### THE EXERCISE
Reproduce the lines of the material exactly, excluding every image.

** START **

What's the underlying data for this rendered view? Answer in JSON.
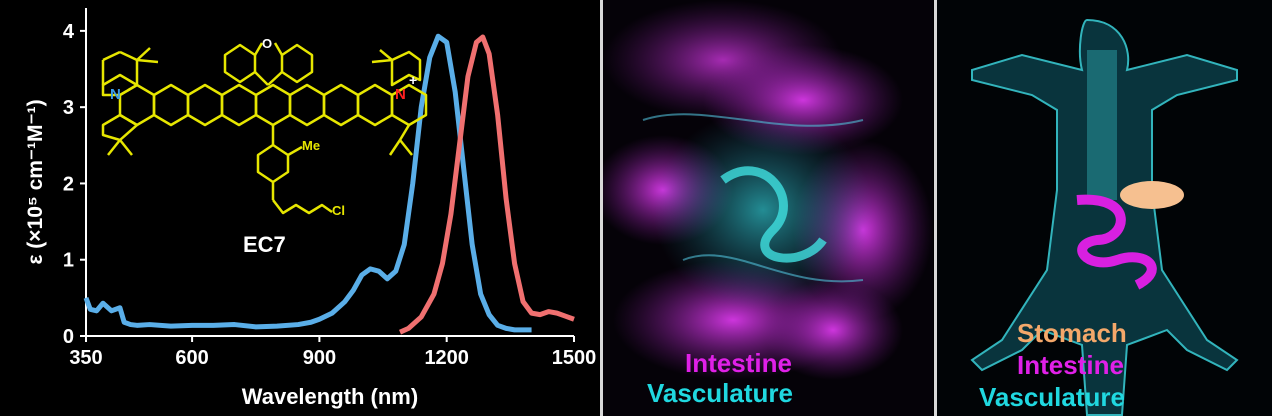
{
  "chart_data": {
    "type": "line",
    "xlabel": "Wavelength (nm)",
    "ylabel": "ε (×10⁵ cm⁻¹M⁻¹)",
    "xlim": [
      350,
      1500
    ],
    "ylim": [
      0,
      4.3
    ],
    "xticks": [
      350,
      600,
      900,
      1200,
      1500
    ],
    "yticks": [
      0,
      1,
      2,
      3,
      4
    ],
    "series": [
      {
        "color": "#5aaee8",
        "x": [
          350,
          360,
          375,
          390,
          410,
          430,
          440,
          455,
          470,
          500,
          550,
          600,
          650,
          700,
          750,
          800,
          850,
          880,
          900,
          930,
          960,
          980,
          1000,
          1020,
          1040,
          1060,
          1080,
          1100,
          1120,
          1140,
          1160,
          1180,
          1200,
          1220,
          1240,
          1260,
          1280,
          1300,
          1320,
          1340,
          1360,
          1380,
          1400
        ],
        "y": [
          0.5,
          0.35,
          0.33,
          0.43,
          0.33,
          0.37,
          0.18,
          0.15,
          0.14,
          0.15,
          0.13,
          0.14,
          0.14,
          0.15,
          0.12,
          0.13,
          0.15,
          0.18,
          0.22,
          0.3,
          0.45,
          0.6,
          0.8,
          0.88,
          0.85,
          0.75,
          0.85,
          1.2,
          2.0,
          3.0,
          3.65,
          3.93,
          3.85,
          3.2,
          2.2,
          1.2,
          0.55,
          0.28,
          0.14,
          0.1,
          0.08,
          0.08,
          0.08
        ]
      },
      {
        "color": "#f07070",
        "x": [
          1090,
          1110,
          1140,
          1170,
          1190,
          1210,
          1230,
          1250,
          1270,
          1285,
          1300,
          1320,
          1340,
          1360,
          1380,
          1400,
          1420,
          1440,
          1460,
          1480,
          1500
        ],
        "y": [
          0.05,
          0.1,
          0.25,
          0.55,
          0.95,
          1.6,
          2.5,
          3.4,
          3.85,
          3.92,
          3.7,
          2.9,
          1.8,
          0.95,
          0.45,
          0.3,
          0.28,
          0.32,
          0.3,
          0.26,
          0.22
        ]
      }
    ]
  },
  "molecule": {
    "label": "EC7",
    "atoms": {
      "n_left": "N",
      "n_right": "N",
      "charge": "+",
      "oxygen": "O",
      "methyl": "Me",
      "chloro": "Cl"
    }
  },
  "image_panels": [
    {
      "labels": [
        {
          "text": "Intestine",
          "color": "#e020e8"
        },
        {
          "text": "Vasculature",
          "color": "#20d8e0"
        }
      ]
    },
    {
      "labels": [
        {
          "text": "Stomach",
          "color": "#f4a86a"
        },
        {
          "text": "Intestine",
          "color": "#e020e8"
        },
        {
          "text": "Vasculature",
          "color": "#20d8e0"
        }
      ]
    }
  ]
}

** END **

### EXERCISE ANSWER
What's the underlying data for this rendered view? Answer in JSON.
{
  "chart_data": {
    "type": "line",
    "xlabel": "Wavelength (nm)",
    "ylabel": "ε (×10⁵ cm⁻¹M⁻¹)",
    "xlim": [
      350,
      1500
    ],
    "ylim": [
      0,
      4.3
    ],
    "xticks": [
      350,
      600,
      900,
      1200,
      1500
    ],
    "yticks": [
      0,
      1,
      2,
      3,
      4
    ],
    "series": [
      {
        "color": "#5aaee8",
        "x": [
          350,
          360,
          375,
          390,
          410,
          430,
          440,
          455,
          470,
          500,
          550,
          600,
          650,
          700,
          750,
          800,
          850,
          880,
          900,
          930,
          960,
          980,
          1000,
          1020,
          1040,
          1060,
          1080,
          1100,
          1120,
          1140,
          1160,
          1180,
          1200,
          1220,
          1240,
          1260,
          1280,
          1300,
          1320,
          1340,
          1360,
          1380,
          1400
        ],
        "y": [
          0.5,
          0.35,
          0.33,
          0.43,
          0.33,
          0.37,
          0.18,
          0.15,
          0.14,
          0.15,
          0.13,
          0.14,
          0.14,
          0.15,
          0.12,
          0.13,
          0.15,
          0.18,
          0.22,
          0.3,
          0.45,
          0.6,
          0.8,
          0.88,
          0.85,
          0.75,
          0.85,
          1.2,
          2.0,
          3.0,
          3.65,
          3.93,
          3.85,
          3.2,
          2.2,
          1.2,
          0.55,
          0.28,
          0.14,
          0.1,
          0.08,
          0.08,
          0.08
        ]
      },
      {
        "color": "#f07070",
        "x": [
          1090,
          1110,
          1140,
          1170,
          1190,
          1210,
          1230,
          1250,
          1270,
          1285,
          1300,
          1320,
          1340,
          1360,
          1380,
          1400,
          1420,
          1440,
          1460,
          1480,
          1500
        ],
        "y": [
          0.05,
          0.1,
          0.25,
          0.55,
          0.95,
          1.6,
          2.5,
          3.4,
          3.85,
          3.92,
          3.7,
          2.9,
          1.8,
          0.95,
          0.45,
          0.3,
          0.28,
          0.32,
          0.3,
          0.26,
          0.22
        ]
      }
    ]
  },
  "molecule": {
    "label": "EC7",
    "atoms": {
      "n_left": "N",
      "n_right": "N",
      "charge": "+",
      "oxygen": "O",
      "methyl": "Me",
      "chloro": "Cl"
    }
  },
  "image_panels": [
    {
      "labels": [
        {
          "text": "Intestine",
          "color": "#e020e8"
        },
        {
          "text": "Vasculature",
          "color": "#20d8e0"
        }
      ]
    },
    {
      "labels": [
        {
          "text": "Stomach",
          "color": "#f4a86a"
        },
        {
          "text": "Intestine",
          "color": "#e020e8"
        },
        {
          "text": "Vasculature",
          "color": "#20d8e0"
        }
      ]
    }
  ]
}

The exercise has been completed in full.